> Exercise instructions
Set down every record once more, exactly as given.

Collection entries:
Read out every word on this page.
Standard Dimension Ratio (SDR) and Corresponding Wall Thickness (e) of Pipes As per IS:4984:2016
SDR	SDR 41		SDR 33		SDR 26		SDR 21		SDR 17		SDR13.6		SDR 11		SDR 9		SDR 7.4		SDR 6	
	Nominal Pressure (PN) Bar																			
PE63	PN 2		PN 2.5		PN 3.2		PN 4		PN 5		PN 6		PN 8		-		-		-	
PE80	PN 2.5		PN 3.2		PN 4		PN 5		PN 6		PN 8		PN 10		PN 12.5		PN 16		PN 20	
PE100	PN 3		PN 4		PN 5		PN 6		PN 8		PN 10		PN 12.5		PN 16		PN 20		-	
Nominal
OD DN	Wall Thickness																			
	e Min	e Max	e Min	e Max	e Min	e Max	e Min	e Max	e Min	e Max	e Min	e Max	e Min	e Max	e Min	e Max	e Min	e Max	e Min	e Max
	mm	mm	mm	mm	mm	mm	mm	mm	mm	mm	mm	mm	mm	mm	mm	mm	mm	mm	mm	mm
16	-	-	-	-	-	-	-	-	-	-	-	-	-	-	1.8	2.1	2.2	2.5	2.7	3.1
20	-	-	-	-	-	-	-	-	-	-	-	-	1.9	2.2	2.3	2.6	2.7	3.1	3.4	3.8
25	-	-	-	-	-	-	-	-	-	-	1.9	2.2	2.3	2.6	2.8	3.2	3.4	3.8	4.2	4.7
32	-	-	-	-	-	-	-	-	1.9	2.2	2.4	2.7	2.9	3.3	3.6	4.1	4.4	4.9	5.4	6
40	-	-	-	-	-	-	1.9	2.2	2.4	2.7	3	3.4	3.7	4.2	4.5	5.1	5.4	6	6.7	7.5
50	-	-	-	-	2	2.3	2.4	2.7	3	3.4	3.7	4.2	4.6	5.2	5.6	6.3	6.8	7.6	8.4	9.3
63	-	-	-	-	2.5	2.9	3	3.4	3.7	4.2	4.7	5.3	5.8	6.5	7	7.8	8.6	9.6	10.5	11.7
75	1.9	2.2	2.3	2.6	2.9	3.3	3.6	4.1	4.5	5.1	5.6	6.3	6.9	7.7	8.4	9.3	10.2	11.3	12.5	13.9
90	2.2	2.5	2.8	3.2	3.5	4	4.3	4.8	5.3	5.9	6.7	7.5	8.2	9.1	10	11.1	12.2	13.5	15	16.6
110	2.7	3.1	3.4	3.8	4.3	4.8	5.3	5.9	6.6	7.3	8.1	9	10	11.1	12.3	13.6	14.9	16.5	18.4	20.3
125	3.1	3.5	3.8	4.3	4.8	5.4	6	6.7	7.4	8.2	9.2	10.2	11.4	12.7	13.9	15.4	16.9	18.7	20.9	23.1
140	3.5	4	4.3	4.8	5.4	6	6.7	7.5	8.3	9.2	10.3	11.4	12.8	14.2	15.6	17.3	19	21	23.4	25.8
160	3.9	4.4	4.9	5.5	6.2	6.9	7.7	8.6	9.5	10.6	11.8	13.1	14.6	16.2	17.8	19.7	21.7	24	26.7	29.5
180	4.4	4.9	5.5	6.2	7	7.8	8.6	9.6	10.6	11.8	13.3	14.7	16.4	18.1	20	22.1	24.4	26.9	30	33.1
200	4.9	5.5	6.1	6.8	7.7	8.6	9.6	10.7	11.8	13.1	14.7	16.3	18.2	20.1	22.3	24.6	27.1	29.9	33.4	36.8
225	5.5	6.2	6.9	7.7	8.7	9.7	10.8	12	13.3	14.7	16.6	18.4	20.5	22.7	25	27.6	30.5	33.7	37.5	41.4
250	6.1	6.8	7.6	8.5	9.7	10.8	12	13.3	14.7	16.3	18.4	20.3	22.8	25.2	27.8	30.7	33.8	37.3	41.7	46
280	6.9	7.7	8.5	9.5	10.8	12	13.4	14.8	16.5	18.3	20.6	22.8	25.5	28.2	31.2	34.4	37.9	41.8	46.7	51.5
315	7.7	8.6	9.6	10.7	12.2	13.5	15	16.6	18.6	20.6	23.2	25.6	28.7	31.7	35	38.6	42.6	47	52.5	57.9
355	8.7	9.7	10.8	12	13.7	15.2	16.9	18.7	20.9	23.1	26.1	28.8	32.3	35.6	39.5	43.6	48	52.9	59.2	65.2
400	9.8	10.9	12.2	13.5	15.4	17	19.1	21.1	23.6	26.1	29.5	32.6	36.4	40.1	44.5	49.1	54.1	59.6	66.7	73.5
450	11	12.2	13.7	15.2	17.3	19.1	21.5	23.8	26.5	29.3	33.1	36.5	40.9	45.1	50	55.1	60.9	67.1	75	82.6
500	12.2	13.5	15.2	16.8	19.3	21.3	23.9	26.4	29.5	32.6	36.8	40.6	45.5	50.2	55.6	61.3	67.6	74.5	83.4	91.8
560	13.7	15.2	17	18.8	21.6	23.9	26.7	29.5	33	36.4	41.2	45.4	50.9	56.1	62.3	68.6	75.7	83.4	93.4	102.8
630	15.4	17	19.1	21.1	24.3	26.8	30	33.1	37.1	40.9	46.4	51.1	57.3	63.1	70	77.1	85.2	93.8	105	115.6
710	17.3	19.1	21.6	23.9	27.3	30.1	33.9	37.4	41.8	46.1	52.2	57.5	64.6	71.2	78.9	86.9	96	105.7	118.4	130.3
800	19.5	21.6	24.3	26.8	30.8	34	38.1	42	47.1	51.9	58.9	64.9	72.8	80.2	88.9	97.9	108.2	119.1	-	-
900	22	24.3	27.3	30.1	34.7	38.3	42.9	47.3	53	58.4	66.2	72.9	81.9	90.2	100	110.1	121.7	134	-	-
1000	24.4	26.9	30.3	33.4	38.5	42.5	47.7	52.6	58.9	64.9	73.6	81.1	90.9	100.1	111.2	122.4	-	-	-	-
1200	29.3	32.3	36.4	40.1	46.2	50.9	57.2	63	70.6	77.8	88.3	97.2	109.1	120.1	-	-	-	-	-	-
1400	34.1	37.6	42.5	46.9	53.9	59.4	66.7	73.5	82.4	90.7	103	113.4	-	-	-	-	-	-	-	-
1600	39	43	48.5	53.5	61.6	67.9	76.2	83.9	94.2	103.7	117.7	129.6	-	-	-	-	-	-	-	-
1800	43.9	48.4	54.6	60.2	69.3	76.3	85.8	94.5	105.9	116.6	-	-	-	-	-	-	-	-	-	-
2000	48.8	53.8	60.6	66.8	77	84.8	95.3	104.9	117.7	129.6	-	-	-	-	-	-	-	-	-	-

> Output for this task
Read out every word on this page.
Standard Dimension Ratio (SDR) and Corresponding Wall Thickness (e) of Pipes As per IS:4984:2016
SDR	SDR 41		SDR 33		SDR 26		SDR 21		SDR 17		SDR13.6		SDR 11		SDR 9		SDR 7.4		SDR 6	
	Nominal Pressure (PN) Bar																			
PE63	PN 2		PN 2.5		PN 3.2		PN 4		PN 5		PN 6		PN 8		-		-		-	
PE80	PN 2.5		PN 3.2		PN 4		PN 5		PN 6		PN 8		PN 10		PN 12.5		PN 16		PN 20	
PE100	PN 3		PN 4		PN 5		PN 6		PN 8		PN 10		PN 12.5		PN 16		PN 20		-	
Nominal
OD DN	Wall Thickness																			
	e Min	e Max	e Min	e Max	e Min	e Max	e Min	e Max	e Min	e Max	e Min	e Max	e Min	e Max	e Min	e Max	e Min	e Max	e Min	e Max
	mm	mm	mm	mm	mm	mm	mm	mm	mm	mm	mm	mm	mm	mm	mm	mm	mm	mm	mm	mm
16	-	-	-	-	-	-	-	-	-	-	-	-	-	-	1.8	2.1	2.2	2.5	2.7	3.1
20	-	-	-	-	-	-	-	-	-	-	-	-	1.9	2.2	2.3	2.6	2.7	3.1	3.4	3.8
25	-	-	-	-	-	-	-	-	-	-	1.9	2.2	2.3	2.6	2.8	3.2	3.4	3.8	4.2	4.7
32	-	-	-	-	-	-	-	-	1.9	2.2	2.4	2.7	2.9	3.3	3.6	4.1	4.4	4.9	5.4	6
40	-	-	-	-	-	-	1.9	2.2	2.4	2.7	3	3.4	3.7	4.2	4.5	5.1	5.4	6	6.7	7.5
50	-	-	-	-	2	2.3	2.4	2.7	3	3.4	3.7	4.2	4.6	5.2	5.6	6.3	6.8	7.6	8.4	9.3
63	-	-	-	-	2.5	2.9	3	3.4	3.7	4.2	4.7	5.3	5.8	6.5	7	7.8	8.6	9.6	10.5	11.7
75	1.9	2.2	2.3	2.6	2.9	3.3	3.6	4.1	4.5	5.1	5.6	6.3	6.9	7.7	8.4	9.3	10.2	11.3	12.5	13.9
90	2.2	2.5	2.8	3.2	3.5	4	4.3	4.8	5.3	5.9	6.7	7.5	8.2	9.1	10	11.1	12.2	13.5	15	16.6
110	2.7	3.1	3.4	3.8	4.3	4.8	5.3	5.9	6.6	7.3	8.1	9	10	11.1	12.3	13.6	14.9	16.5	18.4	20.3
125	3.1	3.5	3.8	4.3	4.8	5.4	6	6.7	7.4	8.2	9.2	10.2	11.4	12.7	13.9	15.4	16.9	18.7	20.9	23.1
140	3.5	4	4.3	4.8	5.4	6	6.7	7.5	8.3	9.2	10.3	11.4	12.8	14.2	15.6	17.3	19	21	23.4	25.8
160	3.9	4.4	4.9	5.5	6.2	6.9	7.7	8.6	9.5	10.6	11.8	13.1	14.6	16.2	17.8	19.7	21.7	24	26.7	29.5
180	4.4	4.9	5.5	6.2	7	7.8	8.6	9.6	10.6	11.8	13.3	14.7	16.4	18.1	20	22.1	24.4	26.9	30	33.1
200	4.9	5.5	6.1	6.8	7.7	8.6	9.6	10.7	11.8	13.1	14.7	16.3	18.2	20.1	22.3	24.6	27.1	29.9	33.4	36.8
225	5.5	6.2	6.9	7.7	8.7	9.7	10.8	12	13.3	14.7	16.6	18.4	20.5	22.7	25	27.6	30.5	33.7	37.5	41.4
250	6.1	6.8	7.6	8.5	9.7	10.8	12	13.3	14.7	16.3	18.4	20.3	22.8	25.2	27.8	30.7	33.8	37.3	41.7	46
280	6.9	7.7	8.5	9.5	10.8	12	13.4	14.8	16.5	18.3	20.6	22.8	25.5	28.2	31.2	34.4	37.9	41.8	46.7	51.5
315	7.7	8.6	9.6	10.7	12.2	13.5	15	16.6	18.6	20.6	23.2	25.6	28.7	31.7	35	38.6	42.6	47	52.5	57.9
355	8.7	9.7	10.8	12	13.7	15.2	16.9	18.7	20.9	23.1	26.1	28.8	32.3	35.6	39.5	43.6	48	52.9	59.2	65.2
400	9.8	10.9	12.2	13.5	15.4	17	19.1	21.1	23.6	26.1	29.5	32.6	36.4	40.1	44.5	49.1	54.1	59.6	66.7	73.5
450	11	12.2	13.7	15.2	17.3	19.1	21.5	23.8	26.5	29.3	33.1	36.5	40.9	45.1	50	55.1	60.9	67.1	75	82.6
500	12.2	13.5	15.2	16.8	19.3	21.3	23.9	26.4	29.5	32.6	36.8	40.6	45.5	50.2	55.6	61.3	67.6	74.5	83.4	91.8
560	13.7	15.2	17	18.8	21.6	23.9	26.7	29.5	33	36.4	41.2	45.4	50.9	56.1	62.3	68.6	75.7	83.4	93.4	102.8
630	15.4	17	19.1	21.1	24.3	26.8	30	33.1	37.1	40.9	46.4	51.1	57.3	63.1	70	77.1	85.2	93.8	105	115.6
710	17.3	19.1	21.6	23.9	27.3	30.1	33.9	37.4	41.8	46.1	52.2	57.5	64.6	71.2	78.9	86.9	96	105.7	118.4	130.3
800	19.5	21.6	24.3	26.8	30.8	34	38.1	42	47.1	51.9	58.9	64.9	72.8	80.2	88.9	97.9	108.2	119.1	-	-
900	22	24.3	27.3	30.1	34.7	38.3	42.9	47.3	53	58.4	66.2	72.9	81.9	90.2	100	110.1	121.7	134	-	-
1000	24.4	26.9	30.3	33.4	38.5	42.5	47.7	52.6	58.9	64.9	73.6	81.1	90.9	100.1	111.2	122.4	-	-	-	-
1200	29.3	32.3	36.4	40.1	46.2	50.9	57.2	63	70.6	77.8	88.3	97.2	109.1	120.1	-	-	-	-	-	-
1400	34.1	37.6	42.5	46.9	53.9	59.4	66.7	73.5	82.4	90.7	103	113.4	-	-	-	-	-	-	-	-
1600	39	43	48.5	53.5	61.6	67.9	76.2	83.9	94.2	103.7	117.7	129.6	-	-	-	-	-	-	-	-
1800	43.9	48.4	54.6	60.2	69.3	76.3	85.8	94.5	105.9	116.6	-	-	-	-	-	-	-	-	-	-
2000	48.8	53.8	60.6	66.8	77	84.8	95.3	104.9	117.7	129.6	-	-	-	-	-	-	-	-	-	-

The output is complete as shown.